**Stated exercise**
All lines below must be repeated exactly, with the pictures omitted.

— Start Given records —

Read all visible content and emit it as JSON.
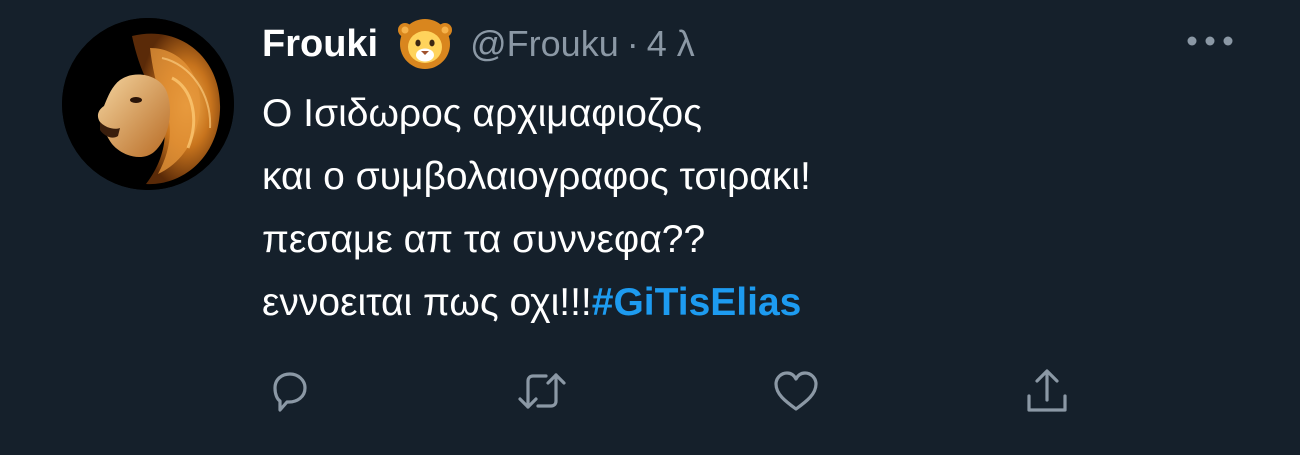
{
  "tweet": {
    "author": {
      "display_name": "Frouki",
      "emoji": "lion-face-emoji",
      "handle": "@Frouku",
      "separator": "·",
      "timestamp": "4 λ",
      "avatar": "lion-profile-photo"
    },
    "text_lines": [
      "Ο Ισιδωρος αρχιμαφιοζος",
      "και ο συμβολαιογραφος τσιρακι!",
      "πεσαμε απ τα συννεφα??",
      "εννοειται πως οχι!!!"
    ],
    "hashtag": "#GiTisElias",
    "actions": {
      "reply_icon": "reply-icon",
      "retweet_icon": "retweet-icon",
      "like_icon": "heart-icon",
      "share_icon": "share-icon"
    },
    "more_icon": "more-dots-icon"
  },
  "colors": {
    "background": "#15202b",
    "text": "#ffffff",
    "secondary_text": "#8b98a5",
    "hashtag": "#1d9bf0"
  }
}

— End Given records —

**Response to this exercise**
Read all visible content and emit it as JSON.
{
  "tweet": {
    "author": {
      "display_name": "Frouki",
      "emoji": "lion-face-emoji",
      "handle": "@Frouku",
      "separator": "·",
      "timestamp": "4 λ",
      "avatar": "lion-profile-photo"
    },
    "text_lines": [
      "Ο Ισιδωρος αρχιμαφιοζος",
      "και ο συμβολαιογραφος τσιρακι!",
      "πεσαμε απ τα συννεφα??",
      "εννοειται πως οχι!!!"
    ],
    "hashtag": "#GiTisElias",
    "actions": {
      "reply_icon": "reply-icon",
      "retweet_icon": "retweet-icon",
      "like_icon": "heart-icon",
      "share_icon": "share-icon"
    },
    "more_icon": "more-dots-icon"
  },
  "colors": {
    "background": "#15202b",
    "text": "#ffffff",
    "secondary_text": "#8b98a5",
    "hashtag": "#1d9bf0"
  }
}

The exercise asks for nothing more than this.